**Instructions to follow:** Every line of the material that follows must be printed again exactly.

-*-*-

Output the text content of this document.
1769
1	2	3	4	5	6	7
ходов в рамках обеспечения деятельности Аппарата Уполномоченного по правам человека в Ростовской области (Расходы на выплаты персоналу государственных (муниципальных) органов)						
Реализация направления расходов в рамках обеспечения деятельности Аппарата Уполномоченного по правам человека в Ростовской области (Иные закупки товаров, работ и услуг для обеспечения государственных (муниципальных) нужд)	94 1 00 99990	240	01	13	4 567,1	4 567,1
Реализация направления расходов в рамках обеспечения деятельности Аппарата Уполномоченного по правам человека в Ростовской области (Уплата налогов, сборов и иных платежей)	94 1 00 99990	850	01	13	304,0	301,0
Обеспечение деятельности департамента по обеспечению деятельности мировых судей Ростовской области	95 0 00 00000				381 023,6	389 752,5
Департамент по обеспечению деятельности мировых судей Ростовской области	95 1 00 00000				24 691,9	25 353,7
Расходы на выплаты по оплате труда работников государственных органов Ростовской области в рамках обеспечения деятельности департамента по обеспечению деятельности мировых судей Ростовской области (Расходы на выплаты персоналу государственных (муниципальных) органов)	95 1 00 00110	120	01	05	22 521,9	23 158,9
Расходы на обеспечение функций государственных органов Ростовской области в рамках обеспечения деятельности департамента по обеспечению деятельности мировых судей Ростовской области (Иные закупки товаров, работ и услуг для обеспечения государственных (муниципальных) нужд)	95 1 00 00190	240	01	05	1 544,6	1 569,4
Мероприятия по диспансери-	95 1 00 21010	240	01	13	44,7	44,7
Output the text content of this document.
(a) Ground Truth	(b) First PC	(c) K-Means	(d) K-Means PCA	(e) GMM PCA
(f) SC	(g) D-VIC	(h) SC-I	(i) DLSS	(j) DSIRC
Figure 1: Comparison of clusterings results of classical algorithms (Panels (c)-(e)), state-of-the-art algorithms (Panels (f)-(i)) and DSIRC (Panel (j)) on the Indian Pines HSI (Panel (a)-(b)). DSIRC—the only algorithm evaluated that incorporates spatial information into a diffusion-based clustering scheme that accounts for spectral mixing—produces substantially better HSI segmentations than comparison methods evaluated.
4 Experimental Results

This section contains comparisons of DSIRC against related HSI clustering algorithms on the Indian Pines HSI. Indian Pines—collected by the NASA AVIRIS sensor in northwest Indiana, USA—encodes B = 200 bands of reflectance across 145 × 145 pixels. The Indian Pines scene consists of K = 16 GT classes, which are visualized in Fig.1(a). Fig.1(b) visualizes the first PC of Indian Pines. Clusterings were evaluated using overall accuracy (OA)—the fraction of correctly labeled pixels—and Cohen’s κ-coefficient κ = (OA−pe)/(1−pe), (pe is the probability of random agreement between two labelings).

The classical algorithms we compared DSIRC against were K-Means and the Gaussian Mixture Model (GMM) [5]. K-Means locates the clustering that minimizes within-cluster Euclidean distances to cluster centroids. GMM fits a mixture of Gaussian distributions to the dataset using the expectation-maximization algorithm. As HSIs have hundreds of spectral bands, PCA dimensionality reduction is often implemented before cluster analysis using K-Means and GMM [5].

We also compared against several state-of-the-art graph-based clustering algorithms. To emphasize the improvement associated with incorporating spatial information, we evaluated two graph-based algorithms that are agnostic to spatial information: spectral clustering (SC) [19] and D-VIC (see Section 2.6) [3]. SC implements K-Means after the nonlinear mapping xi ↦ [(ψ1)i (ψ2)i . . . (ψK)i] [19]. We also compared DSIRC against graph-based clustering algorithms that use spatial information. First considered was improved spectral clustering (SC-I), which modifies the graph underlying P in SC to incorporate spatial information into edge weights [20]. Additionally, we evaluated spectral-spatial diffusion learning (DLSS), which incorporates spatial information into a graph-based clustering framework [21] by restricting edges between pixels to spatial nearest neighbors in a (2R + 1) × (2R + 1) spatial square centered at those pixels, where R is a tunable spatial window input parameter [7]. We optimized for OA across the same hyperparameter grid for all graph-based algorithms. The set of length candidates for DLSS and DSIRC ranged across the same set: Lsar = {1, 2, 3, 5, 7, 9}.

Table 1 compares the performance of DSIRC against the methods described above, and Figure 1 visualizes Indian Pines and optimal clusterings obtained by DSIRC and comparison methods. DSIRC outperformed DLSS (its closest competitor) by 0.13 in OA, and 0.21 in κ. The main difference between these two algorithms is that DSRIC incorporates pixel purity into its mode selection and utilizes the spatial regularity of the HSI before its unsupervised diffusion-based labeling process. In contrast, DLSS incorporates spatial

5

-*-*-

**Result of this task:**
Output the text content of this document.
1769
1	2	3	4	5	6	7
ходов в рамках обеспечения деятельности Аппарата Уполномоченного по правам человека в Ростовской области (Расходы на выплаты персоналу государственных (муниципальных) органов)						
Реализация направления расходов в рамках обеспечения деятельности Аппарата Уполномоченного по правам человека в Ростовской области (Иные закупки товаров, работ и услуг для обеспечения государственных (муниципальных) нужд)	94 1 00 99990	240	01	13	4 567,1	4 567,1
Реализация направления расходов в рамках обеспечения деятельности Аппарата Уполномоченного по правам человека в Ростовской области (Уплата налогов, сборов и иных платежей)	94 1 00 99990	850	01	13	304,0	301,0
Обеспечение деятельности департамента по обеспечению деятельности мировых судей Ростовской области	95 0 00 00000				381 023,6	389 752,5
Департамент по обеспечению деятельности мировых судей Ростовской области	95 1 00 00000				24 691,9	25 353,7
Расходы на выплаты по оплате труда работников государственных органов Ростовской области в рамках обеспечения деятельности департамента по обеспечению деятельности мировых судей Ростовской области (Расходы на выплаты персоналу государственных (муниципальных) органов)	95 1 00 00110	120	01	05	22 521,9	23 158,9
Расходы на обеспечение функций государственных органов Ростовской области в рамках обеспечения деятельности департамента по обеспечению деятельности мировых судей Ростовской области (Иные закупки товаров, работ и услуг для обеспечения государственных (муниципальных) нужд)	95 1 00 00190	240	01	05	1 544,6	1 569,4
Мероприятия по диспансери-	95 1 00 21010	240	01	13	44,7	44,7
Output the text content of this document.
(a) Ground Truth	(b) First PC	(c) K-Means	(d) K-Means PCA	(e) GMM PCA
(f) SC	(g) D-VIC	(h) SC-I	(i) DLSS	(j) DSIRC
Figure 1: Comparison of clusterings results of classical algorithms (Panels (c)-(e)), state-of-the-art algorithms (Panels (f)-(i)) and DSIRC (Panel (j)) on the Indian Pines HSI (Panel (a)-(b)). DSIRC—the only algorithm evaluated that incorporates spatial information into a diffusion-based clustering scheme that accounts for spectral mixing—produces substantially better HSI segmentations than comparison methods evaluated.
4 Experimental Results

This section contains comparisons of DSIRC against related HSI clustering algorithms on the Indian Pines HSI. Indian Pines—collected by the NASA AVIRIS sensor in northwest Indiana, USA—encodes B = 200 bands of reflectance across 145 × 145 pixels. The Indian Pines scene consists of K = 16 GT classes, which are visualized in Fig.1(a). Fig.1(b) visualizes the first PC of Indian Pines. Clusterings were evaluated using overall accuracy (OA)—the fraction of correctly labeled pixels—and Cohen’s κ-coefficient κ = (OA−pe)/(1−pe), (pe is the probability of random agreement between two labelings).

The classical algorithms we compared DSIRC against were K-Means and the Gaussian Mixture Model (GMM) [5]. K-Means locates the clustering that minimizes within-cluster Euclidean distances to cluster centroids. GMM fits a mixture of Gaussian distributions to the dataset using the expectation-maximization algorithm. As HSIs have hundreds of spectral bands, PCA dimensionality reduction is often implemented before cluster analysis using K-Means and GMM [5].

We also compared against several state-of-the-art graph-based clustering algorithms. To emphasize the improvement associated with incorporating spatial information, we evaluated two graph-based algorithms that are agnostic to spatial information: spectral clustering (SC) [19] and D-VIC (see Section 2.6) [3]. SC implements K-Means after the nonlinear mapping xi ↦ [(ψ1)i (ψ2)i . . . (ψK)i] [19]. We also compared DSIRC against graph-based clustering algorithms that use spatial information. First considered was improved spectral clustering (SC-I), which modifies the graph underlying P in SC to incorporate spatial information into edge weights [20]. Additionally, we evaluated spectral-spatial diffusion learning (DLSS), which incorporates spatial information into a graph-based clustering framework [21] by restricting edges between pixels to spatial nearest neighbors in a (2R + 1) × (2R + 1) spatial square centered at those pixels, where R is a tunable spatial window input parameter [7]. We optimized for OA across the same hyperparameter grid for all graph-based algorithms. The set of length candidates for DLSS and DSIRC ranged across the same set: Lsar = {1, 2, 3, 5, 7, 9}.

Table 1 compares the performance of DSIRC against the methods described above, and Figure 1 visualizes Indian Pines and optimal clusterings obtained by DSIRC and comparison methods. DSIRC outperformed DLSS (its closest competitor) by 0.13 in OA, and 0.21 in κ. The main difference between these two algorithms is that DSRIC incorporates pixel purity into its mode selection and utilizes the spatial regularity of the HSI before its unsupervised diffusion-based labeling process. In contrast, DLSS incorporates spatial

5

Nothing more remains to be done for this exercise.